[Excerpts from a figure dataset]
»»

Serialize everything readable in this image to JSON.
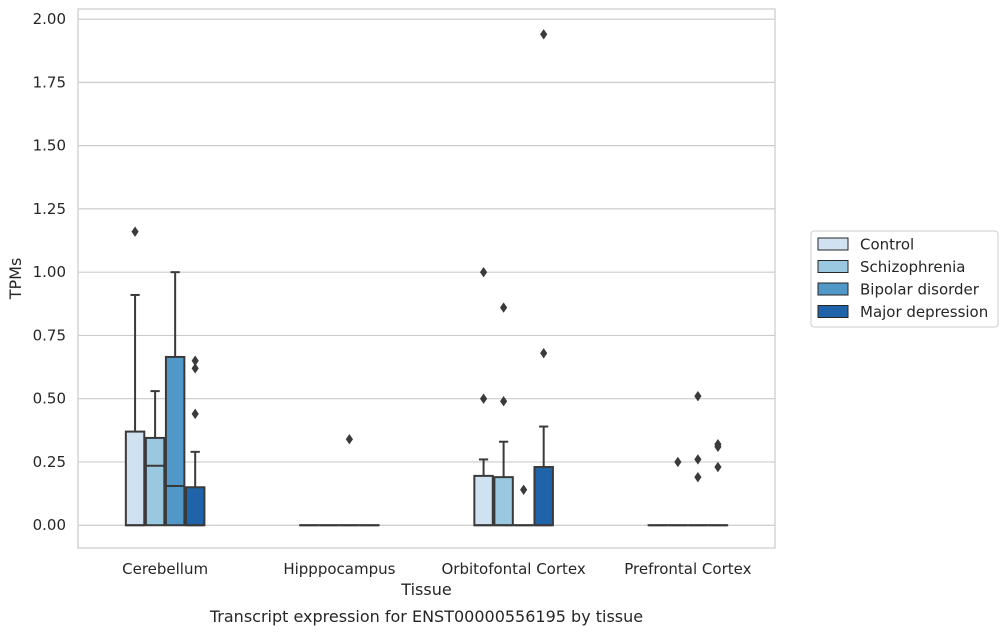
{
  "chart_data": {
    "type": "box",
    "title": "",
    "caption": "Transcript expression for ENST00000556195 by tissue",
    "xlabel": "Tissue",
    "ylabel": "TPMs",
    "ylim": [
      -0.09,
      2.04
    ],
    "yticks": [
      "0.00",
      "0.25",
      "0.50",
      "0.75",
      "1.00",
      "1.25",
      "1.50",
      "1.75",
      "2.00"
    ],
    "ytick_values": [
      0,
      0.25,
      0.5,
      0.75,
      1.0,
      1.25,
      1.5,
      1.75,
      2.0
    ],
    "grid": "horizontal",
    "legend_position": "right",
    "categories": [
      "Cerebellum",
      "Hipppocampus",
      "Orbitofontal Cortex",
      "Prefrontal Cortex"
    ],
    "series": [
      {
        "name": "Control",
        "color": "#d0e1f2",
        "boxes": [
          {
            "min": 0,
            "q1": 0,
            "median": 0,
            "q3": 0.37,
            "max": 0.91,
            "outliers": [
              1.16
            ]
          },
          {
            "min": 0,
            "q1": 0,
            "median": 0,
            "q3": 0,
            "max": 0,
            "outliers": []
          },
          {
            "min": 0,
            "q1": 0,
            "median": 0,
            "q3": 0.195,
            "max": 0.26,
            "outliers": [
              0.5,
              1.0
            ]
          },
          {
            "min": 0,
            "q1": 0,
            "median": 0,
            "q3": 0,
            "max": 0,
            "outliers": []
          }
        ]
      },
      {
        "name": "Schizophrenia",
        "color": "#9ac8e0",
        "boxes": [
          {
            "min": 0,
            "q1": 0,
            "median": 0.235,
            "q3": 0.345,
            "max": 0.53,
            "outliers": []
          },
          {
            "min": 0,
            "q1": 0,
            "median": 0,
            "q3": 0,
            "max": 0,
            "outliers": []
          },
          {
            "min": 0,
            "q1": 0,
            "median": 0,
            "q3": 0.19,
            "max": 0.33,
            "outliers": [
              0.49,
              0.86
            ]
          },
          {
            "min": 0,
            "q1": 0,
            "median": 0,
            "q3": 0,
            "max": 0,
            "outliers": [
              0.25
            ]
          }
        ]
      },
      {
        "name": "Bipolar disorder",
        "color": "#5198c8",
        "boxes": [
          {
            "min": 0,
            "q1": 0,
            "median": 0.155,
            "q3": 0.665,
            "max": 1.0,
            "outliers": []
          },
          {
            "min": 0,
            "q1": 0,
            "median": 0,
            "q3": 0,
            "max": 0,
            "outliers": [
              0.34
            ]
          },
          {
            "min": 0,
            "q1": 0,
            "median": 0,
            "q3": 0,
            "max": 0,
            "outliers": [
              0.14
            ]
          },
          {
            "min": 0,
            "q1": 0,
            "median": 0,
            "q3": 0,
            "max": 0,
            "outliers": [
              0.19,
              0.26,
              0.51
            ]
          }
        ]
      },
      {
        "name": "Major depression",
        "color": "#1f63a8",
        "boxes": [
          {
            "min": 0,
            "q1": 0,
            "median": 0,
            "q3": 0.15,
            "max": 0.29,
            "outliers": [
              0.44,
              0.62,
              0.65
            ]
          },
          {
            "min": 0,
            "q1": 0,
            "median": 0,
            "q3": 0,
            "max": 0,
            "outliers": []
          },
          {
            "min": 0,
            "q1": 0,
            "median": 0,
            "q3": 0.23,
            "max": 0.39,
            "outliers": [
              0.68,
              1.94
            ]
          },
          {
            "min": 0,
            "q1": 0,
            "median": 0,
            "q3": 0,
            "max": 0,
            "outliers": [
              0.23,
              0.31,
              0.32
            ]
          }
        ]
      }
    ]
  }
}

««

Objective:
For the listing above, identify each line bearing "Cortex".

Full solution:
      "Orbitofontal Cortex",
      "Prefrontal Cortex"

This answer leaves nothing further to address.